-- Begin Supplied records --
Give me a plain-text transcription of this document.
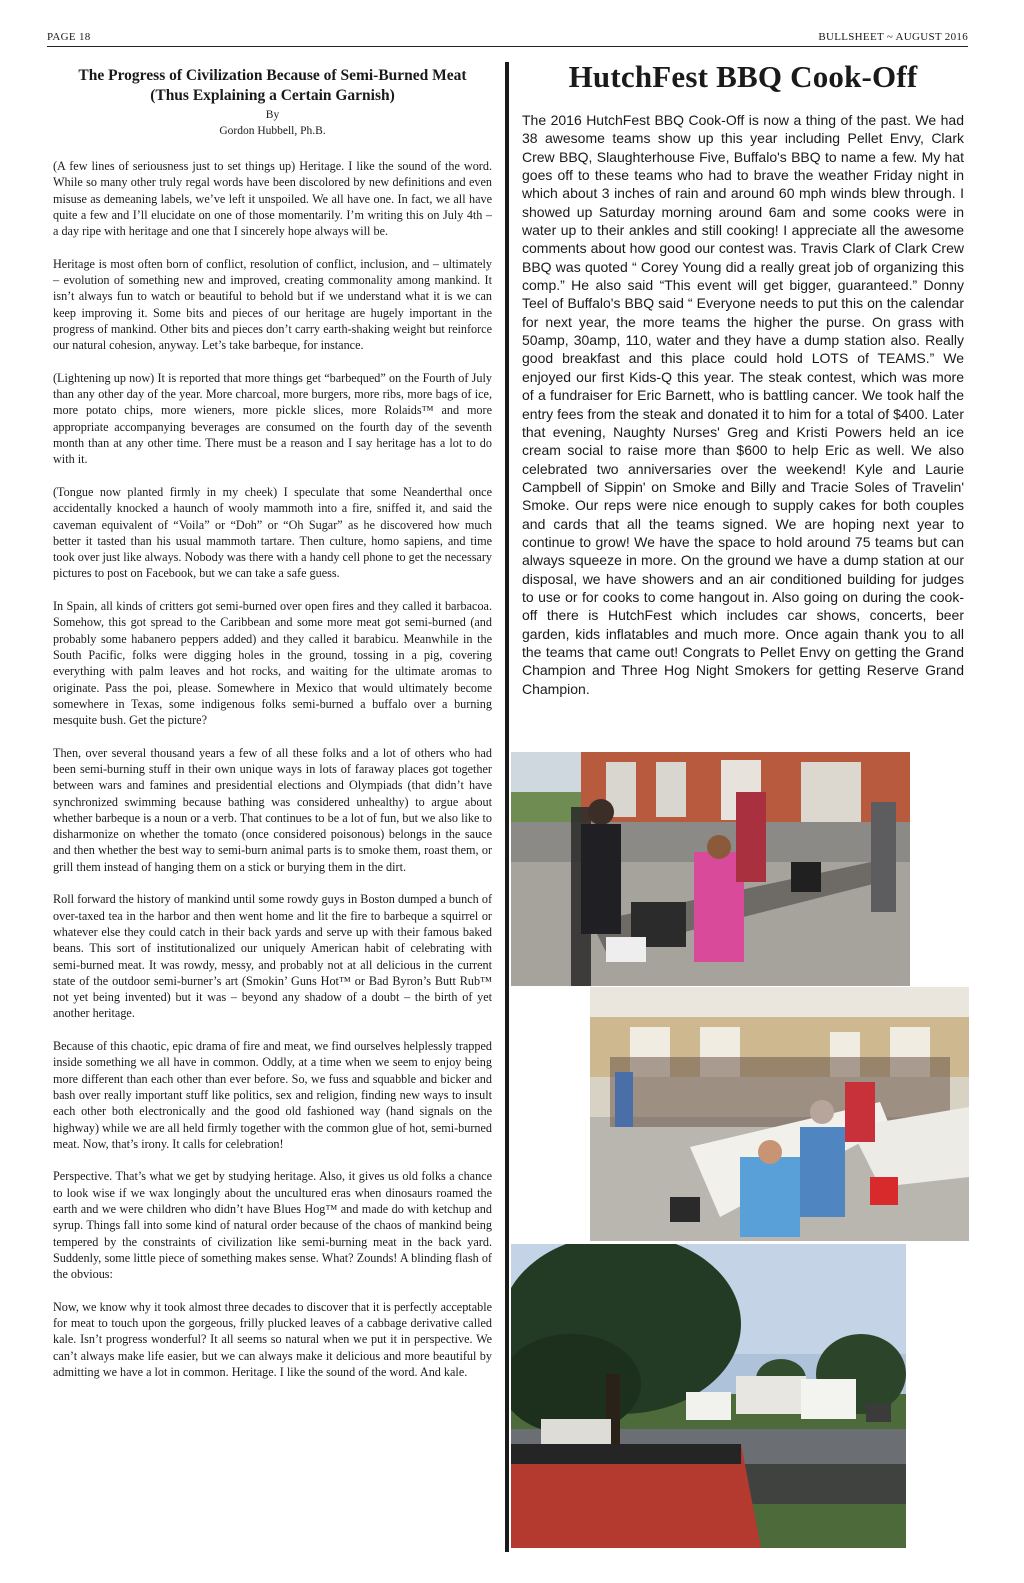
PAGE 18	BULLSHEET ~ AUGUST 2016
The Progress of Civilization Because of Semi-Burned Meat
(Thus Explaining a Certain Garnish)
By
Gordon Hubbell, Ph.B.

(A few lines of seriousness just to set things up) Heritage. I like the sound of the word. While so many other truly regal words have been discolored by new definitions and even misuse as demeaning labels, we’ve left it unspoiled. We all have one. In fact, we all have quite a few and I’ll elucidate on one of those momentarily. I’m writing this on July 4th – a day ripe with heritage and one that I sincerely hope always will be.

Heritage is most often born of conflict, resolution of conflict, inclusion, and – ultimately – evolution of something new and improved, creating commonality among mankind. It isn’t always fun to watch or beautiful to behold but if we understand what it is we can keep improving it. Some bits and pieces of our heritage are hugely important in the progress of mankind. Other bits and pieces don’t carry earth-shaking weight but reinforce our natural cohesion, anyway. Let’s take barbeque, for instance.

(Lightening up now) It is reported that more things get “barbequed” on the Fourth of July than any other day of the year. More charcoal, more burgers, more ribs, more bags of ice, more potato chips, more wieners, more pickle slices, more Rolaids™ and more appropriate accompanying beverages are consumed on the fourth day of the seventh month than at any other time. There must be a reason and I say heritage has a lot to do with it.

(Tongue now planted firmly in my cheek) I speculate that some Neanderthal once accidentally knocked a haunch of wooly mammoth into a fire, sniffed it, and said the caveman equivalent of “Voila” or “Doh” or “Oh Sugar” as he discovered how much better it tasted than his usual mammoth tartare. Then culture, homo sapiens, and time took over just like always. Nobody was there with a handy cell phone to get the necessary pictures to post on Facebook, but we can take a safe guess.

In Spain, all kinds of critters got semi-burned over open fires and they called it barbacoa. Somehow, this got spread to the Caribbean and some more meat got semi-burned (and probably some habanero peppers added) and they called it barabicu. Meanwhile in the South Pacific, folks were digging holes in the ground, tossing in a pig, covering everything with palm leaves and hot rocks, and waiting for the ultimate aromas to originate. Pass the poi, please. Somewhere in Mexico that would ultimately become somewhere in Texas, some indigenous folks semi-burned a buffalo over a burning mesquite bush. Get the picture?

Then, over several thousand years a few of all these folks and a lot of others who had been semi-burning stuff in their own unique ways in lots of faraway places got together between wars and famines and presidential elections and Olympiads (that didn’t have synchronized swimming because bathing was considered unhealthy) to argue about whether barbeque is a noun or a verb. That continues to be a lot of fun, but we also like to disharmonize on whether the tomato (once considered poisonous) belongs in the sauce and then whether the best way to semi-burn animal parts is to smoke them, roast them, or grill them instead of hanging them on a stick or burying them in the dirt.

Roll forward the history of mankind until some rowdy guys in Boston dumped a bunch of over-taxed tea in the harbor and then went home and lit the fire to barbeque a squirrel or whatever else they could catch in their back yards and serve up with their famous baked beans. This sort of institutionalized our uniquely American habit of celebrating with semi-burned meat. It was rowdy, messy, and probably not at all delicious in the current state of the outdoor semi-burner’s art (Smokin’ Guns Hot™ or Bad Byron’s Butt Rub™ not yet being invented) but it was – beyond any shadow of a doubt – the birth of yet another heritage.

Because of this chaotic, epic drama of fire and meat, we find ourselves helplessly trapped inside something we all have in common. Oddly, at a time when we seem to enjoy being more different than each other than ever before. So, we fuss and squabble and bicker and bash over really important stuff like politics, sex and religion, finding new ways to insult each other both electronically and the good old fashioned way (hand signals on the highway) while we are all held firmly together with the common glue of hot, semi-burned meat. Now, that’s irony. It calls for celebration!

Perspective. That’s what we get by studying heritage. Also, it gives us old folks a chance to look wise if we wax longingly about the uncultured eras when dinosaurs roamed the earth and we were children who didn’t have Blues Hog™ and made do with ketchup and syrup. Things fall into some kind of natural order because of the chaos of mankind being tempered by the constraints of civilization like semi-burning meat in the back yard. Suddenly, some little piece of something makes sense. What? Zounds! A blinding flash of the obvious:

Now, we know why it took almost three decades to discover that it is perfectly acceptable for meat to touch upon the gorgeous, frilly plucked leaves of a cabbage derivative called kale. Isn’t progress wonderful? It all seems so natural when we put it in perspective. We can’t always make life easier, but we can always make it delicious and more beautiful by admitting we have a lot in common. Heritage. I like the sound of the word. And kale.

HutchFest BBQ Cook-Off
The 2016 HutchFest BBQ Cook-Off is now a thing of the past. We had 38 awesome teams show up this year including Pellet Envy, Clark Crew BBQ, Slaughterhouse Five, Buffalo's BBQ to name a few. My hat goes off to these teams who had to brave the weather Friday night in which about 3 inches of rain and around 60 mph winds blew through. I showed up Saturday morning around 6am and some cooks were in water up to their ankles and still cooking! I appreciate all the awesome comments about how good our contest was. Travis Clark of Clark Crew BBQ was quoted “ Corey Young did a really great job of organizing this comp.” He also said “This event will get bigger, guaranteed.” Donny Teel of Buffalo's BBQ said “ Everyone needs to put this on the calendar for next year, the more teams the higher the purse. On grass with 50amp, 30amp, 110, water and they have a dump station also. Really good breakfast and this place could hold LOTS of TEAMS.” We enjoyed our first Kids-Q this year. The steak contest, which was more of a fundraiser for Eric Barnett, who is battling cancer. We took half the entry fees from the steak and donated it to him for a total of $400. Later that evening, Naughty Nurses' Greg and Kristi Powers held an ice cream social to raise more than $600 to help Eric as well. We also celebrated two anniversaries over the weekend! Kyle and Laurie Campbell of Sippin' on Smoke and Billy and Tracie Soles of Travelin' Smoke. Our reps were nice enough to supply cakes for both couples and cards that all the teams signed. We are hoping next year to continue to grow! We have the space to hold around 75 teams but can always squeeze in more. On the ground we have a dump station at our disposal, we have showers and an air conditioned building for judges to use or for cooks to come hangout in. Also going on during the cook-off there is HutchFest which includes car shows, concerts, beer garden, kids inflatables and much more. Once again thank you to all the teams that came out! Congrats to Pellet Envy on getting the Grand Champion and Three Hog Night Smokers for getting Reserve Grand Champion.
-- End Supplied records --
#### Given instruction:
Copy the listing over exactly, skipping the pictures it holds.

#### Right answer:
Give me a plain-text transcription of this document.
PAGE 18	BULLSHEET ~ AUGUST 2016
The Progress of Civilization Because of Semi-Burned Meat
(Thus Explaining a Certain Garnish)
By
Gordon Hubbell, Ph.B.

(A few lines of seriousness just to set things up) Heritage. I like the sound of the word. While so many other truly regal words have been discolored by new definitions and even misuse as demeaning labels, we’ve left it unspoiled. We all have one. In fact, we all have quite a few and I’ll elucidate on one of those momentarily. I’m writing this on July 4th – a day ripe with heritage and one that I sincerely hope always will be.

Heritage is most often born of conflict, resolution of conflict, inclusion, and – ultimately – evolution of something new and improved, creating commonality among mankind. It isn’t always fun to watch or beautiful to behold but if we understand what it is we can keep improving it. Some bits and pieces of our heritage are hugely important in the progress of mankind. Other bits and pieces don’t carry earth-shaking weight but reinforce our natural cohesion, anyway. Let’s take barbeque, for instance.

(Lightening up now) It is reported that more things get “barbequed” on the Fourth of July than any other day of the year. More charcoal, more burgers, more ribs, more bags of ice, more potato chips, more wieners, more pickle slices, more Rolaids™ and more appropriate accompanying beverages are consumed on the fourth day of the seventh month than at any other time. There must be a reason and I say heritage has a lot to do with it.

(Tongue now planted firmly in my cheek) I speculate that some Neanderthal once accidentally knocked a haunch of wooly mammoth into a fire, sniffed it, and said the caveman equivalent of “Voila” or “Doh” or “Oh Sugar” as he discovered how much better it tasted than his usual mammoth tartare. Then culture, homo sapiens, and time took over just like always. Nobody was there with a handy cell phone to get the necessary pictures to post on Facebook, but we can take a safe guess.

In Spain, all kinds of critters got semi-burned over open fires and they called it barbacoa. Somehow, this got spread to the Caribbean and some more meat got semi-burned (and probably some habanero peppers added) and they called it barabicu. Meanwhile in the South Pacific, folks were digging holes in the ground, tossing in a pig, covering everything with palm leaves and hot rocks, and waiting for the ultimate aromas to originate. Pass the poi, please. Somewhere in Mexico that would ultimately become somewhere in Texas, some indigenous folks semi-burned a buffalo over a burning mesquite bush. Get the picture?

Then, over several thousand years a few of all these folks and a lot of others who had been semi-burning stuff in their own unique ways in lots of faraway places got together between wars and famines and presidential elections and Olympiads (that didn’t have synchronized swimming because bathing was considered unhealthy) to argue about whether barbeque is a noun or a verb. That continues to be a lot of fun, but we also like to disharmonize on whether the tomato (once considered poisonous) belongs in the sauce and then whether the best way to semi-burn animal parts is to smoke them, roast them, or grill them instead of hanging them on a stick or burying them in the dirt.

Roll forward the history of mankind until some rowdy guys in Boston dumped a bunch of over-taxed tea in the harbor and then went home and lit the fire to barbeque a squirrel or whatever else they could catch in their back yards and serve up with their famous baked beans. This sort of institutionalized our uniquely American habit of celebrating with semi-burned meat. It was rowdy, messy, and probably not at all delicious in the current state of the outdoor semi-burner’s art (Smokin’ Guns Hot™ or Bad Byron’s Butt Rub™ not yet being invented) but it was – beyond any shadow of a doubt – the birth of yet another heritage.

Because of this chaotic, epic drama of fire and meat, we find ourselves helplessly trapped inside something we all have in common. Oddly, at a time when we seem to enjoy being more different than each other than ever before. So, we fuss and squabble and bicker and bash over really important stuff like politics, sex and religion, finding new ways to insult each other both electronically and the good old fashioned way (hand signals on the highway) while we are all held firmly together with the common glue of hot, semi-burned meat. Now, that’s irony. It calls for celebration!

Perspective. That’s what we get by studying heritage. Also, it gives us old folks a chance to look wise if we wax longingly about the uncultured eras when dinosaurs roamed the earth and we were children who didn’t have Blues Hog™ and made do with ketchup and syrup. Things fall into some kind of natural order because of the chaos of mankind being tempered by the constraints of civilization like semi-burning meat in the back yard. Suddenly, some little piece of something makes sense. What? Zounds! A blinding flash of the obvious:

Now, we know why it took almost three decades to discover that it is perfectly acceptable for meat to touch upon the gorgeous, frilly plucked leaves of a cabbage derivative called kale. Isn’t progress wonderful? It all seems so natural when we put it in perspective. We can’t always make life easier, but we can always make it delicious and more beautiful by admitting we have a lot in common. Heritage. I like the sound of the word. And kale.

HutchFest BBQ Cook-Off
The 2016 HutchFest BBQ Cook-Off is now a thing of the past. We had 38 awesome teams show up this year including Pellet Envy, Clark Crew BBQ, Slaughterhouse Five, Buffalo's BBQ to name a few. My hat goes off to these teams who had to brave the weather Friday night in which about 3 inches of rain and around 60 mph winds blew through. I showed up Saturday morning around 6am and some cooks were in water up to their ankles and still cooking! I appreciate all the awesome comments about how good our contest was. Travis Clark of Clark Crew BBQ was quoted “ Corey Young did a really great job of organizing this comp.” He also said “This event will get bigger, guaranteed.” Donny Teel of Buffalo's BBQ said “ Everyone needs to put this on the calendar for next year, the more teams the higher the purse. On grass with 50amp, 30amp, 110, water and they have a dump station also. Really good breakfast and this place could hold LOTS of TEAMS.” We enjoyed our first Kids-Q this year. The steak contest, which was more of a fundraiser for Eric Barnett, who is battling cancer. We took half the entry fees from the steak and donated it to him for a total of $400. Later that evening, Naughty Nurses' Greg and Kristi Powers held an ice cream social to raise more than $600 to help Eric as well. We also celebrated two anniversaries over the weekend! Kyle and Laurie Campbell of Sippin' on Smoke and Billy and Tracie Soles of Travelin' Smoke. Our reps were nice enough to supply cakes for both couples and cards that all the teams signed. We are hoping next year to continue to grow! We have the space to hold around 75 teams but can always squeeze in more. On the ground we have a dump station at our disposal, we have showers and an air conditioned building for judges to use or for cooks to come hangout in. Also going on during the cook-off there is HutchFest which includes car shows, concerts, beer garden, kids inflatables and much more. Once again thank you to all the teams that came out! Congrats to Pellet Envy on getting the Grand Champion and Three Hog Night Smokers for getting Reserve Grand Champion.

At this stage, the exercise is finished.